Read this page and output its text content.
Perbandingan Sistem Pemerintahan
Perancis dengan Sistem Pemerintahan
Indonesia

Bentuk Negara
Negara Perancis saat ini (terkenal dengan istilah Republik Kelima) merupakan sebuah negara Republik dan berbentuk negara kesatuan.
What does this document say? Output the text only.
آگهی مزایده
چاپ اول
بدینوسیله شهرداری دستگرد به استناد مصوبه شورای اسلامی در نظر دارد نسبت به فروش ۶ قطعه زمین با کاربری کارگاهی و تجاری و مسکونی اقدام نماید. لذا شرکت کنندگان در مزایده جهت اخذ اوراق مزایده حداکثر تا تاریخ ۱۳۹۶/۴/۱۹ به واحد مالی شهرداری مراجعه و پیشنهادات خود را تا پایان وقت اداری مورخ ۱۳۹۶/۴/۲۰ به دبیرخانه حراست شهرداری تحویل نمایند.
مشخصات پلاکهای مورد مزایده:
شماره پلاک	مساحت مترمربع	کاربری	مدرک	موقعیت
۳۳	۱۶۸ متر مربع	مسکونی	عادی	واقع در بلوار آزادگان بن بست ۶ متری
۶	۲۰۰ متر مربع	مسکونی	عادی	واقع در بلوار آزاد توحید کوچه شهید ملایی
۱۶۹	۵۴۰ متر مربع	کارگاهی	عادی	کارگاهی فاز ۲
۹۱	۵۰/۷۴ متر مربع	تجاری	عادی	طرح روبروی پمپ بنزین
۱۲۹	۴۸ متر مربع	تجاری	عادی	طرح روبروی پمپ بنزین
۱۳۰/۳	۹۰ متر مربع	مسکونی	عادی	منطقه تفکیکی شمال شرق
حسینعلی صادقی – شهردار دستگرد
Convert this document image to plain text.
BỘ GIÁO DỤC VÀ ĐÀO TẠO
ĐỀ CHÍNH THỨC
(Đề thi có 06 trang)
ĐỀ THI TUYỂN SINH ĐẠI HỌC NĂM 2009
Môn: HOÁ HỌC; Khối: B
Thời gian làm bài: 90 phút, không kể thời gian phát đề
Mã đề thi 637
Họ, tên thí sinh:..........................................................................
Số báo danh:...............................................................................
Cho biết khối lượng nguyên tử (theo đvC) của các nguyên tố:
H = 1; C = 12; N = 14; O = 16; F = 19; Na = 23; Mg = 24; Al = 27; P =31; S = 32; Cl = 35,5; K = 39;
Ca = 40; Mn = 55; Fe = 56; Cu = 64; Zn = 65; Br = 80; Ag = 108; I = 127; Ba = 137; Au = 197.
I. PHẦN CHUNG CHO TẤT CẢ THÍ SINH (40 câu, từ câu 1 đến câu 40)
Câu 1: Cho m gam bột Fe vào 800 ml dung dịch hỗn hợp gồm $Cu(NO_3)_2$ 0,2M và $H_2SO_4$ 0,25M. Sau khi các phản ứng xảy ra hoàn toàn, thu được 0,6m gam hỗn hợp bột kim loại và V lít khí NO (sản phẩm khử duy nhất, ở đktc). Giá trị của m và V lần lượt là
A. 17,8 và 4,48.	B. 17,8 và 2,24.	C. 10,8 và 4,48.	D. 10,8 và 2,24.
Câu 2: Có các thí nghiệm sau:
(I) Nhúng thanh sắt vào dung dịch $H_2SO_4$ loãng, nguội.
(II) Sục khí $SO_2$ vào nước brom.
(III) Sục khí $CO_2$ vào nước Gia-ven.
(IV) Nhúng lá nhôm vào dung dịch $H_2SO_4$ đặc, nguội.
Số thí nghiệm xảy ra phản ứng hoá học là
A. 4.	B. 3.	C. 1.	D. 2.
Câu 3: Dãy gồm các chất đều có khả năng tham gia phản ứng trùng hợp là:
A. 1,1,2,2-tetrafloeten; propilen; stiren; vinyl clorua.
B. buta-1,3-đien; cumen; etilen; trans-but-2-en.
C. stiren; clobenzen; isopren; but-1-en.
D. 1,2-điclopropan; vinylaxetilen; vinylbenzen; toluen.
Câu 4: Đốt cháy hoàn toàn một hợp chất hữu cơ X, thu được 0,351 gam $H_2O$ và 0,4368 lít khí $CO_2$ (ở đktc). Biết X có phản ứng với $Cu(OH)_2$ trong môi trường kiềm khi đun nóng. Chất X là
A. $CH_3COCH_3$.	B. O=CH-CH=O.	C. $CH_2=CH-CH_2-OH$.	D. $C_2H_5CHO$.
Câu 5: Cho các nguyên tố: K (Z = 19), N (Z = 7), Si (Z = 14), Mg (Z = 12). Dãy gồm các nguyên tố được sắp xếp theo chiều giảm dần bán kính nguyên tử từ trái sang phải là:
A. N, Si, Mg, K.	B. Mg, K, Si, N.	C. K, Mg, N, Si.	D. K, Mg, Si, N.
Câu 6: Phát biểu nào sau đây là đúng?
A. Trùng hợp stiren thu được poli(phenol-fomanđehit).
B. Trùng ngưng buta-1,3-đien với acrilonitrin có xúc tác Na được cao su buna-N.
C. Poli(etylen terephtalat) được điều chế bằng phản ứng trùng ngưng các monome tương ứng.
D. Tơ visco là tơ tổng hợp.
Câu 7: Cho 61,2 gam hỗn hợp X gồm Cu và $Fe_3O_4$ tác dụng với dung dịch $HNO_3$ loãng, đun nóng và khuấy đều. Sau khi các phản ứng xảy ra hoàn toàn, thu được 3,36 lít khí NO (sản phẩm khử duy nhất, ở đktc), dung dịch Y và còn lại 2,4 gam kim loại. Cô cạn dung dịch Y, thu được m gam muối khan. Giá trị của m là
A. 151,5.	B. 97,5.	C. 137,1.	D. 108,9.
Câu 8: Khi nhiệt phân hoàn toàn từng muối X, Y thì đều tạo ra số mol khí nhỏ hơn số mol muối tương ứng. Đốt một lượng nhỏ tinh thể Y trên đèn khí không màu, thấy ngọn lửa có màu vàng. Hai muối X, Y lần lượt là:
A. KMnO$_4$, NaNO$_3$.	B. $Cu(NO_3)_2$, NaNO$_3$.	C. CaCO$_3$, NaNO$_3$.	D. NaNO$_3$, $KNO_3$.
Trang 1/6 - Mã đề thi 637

+ + + + + + +

# Request
Locate all lines holding the word "بنزین", then copy them out.

# Full output
۹۱	۵۰/۷۴ متر مربع	تجاری	عادی	طرح روبروی پمپ بنزین
۱۲۹	۴۸ متر مربع	تجاری	عادی	طرح روبروی پمپ بنزین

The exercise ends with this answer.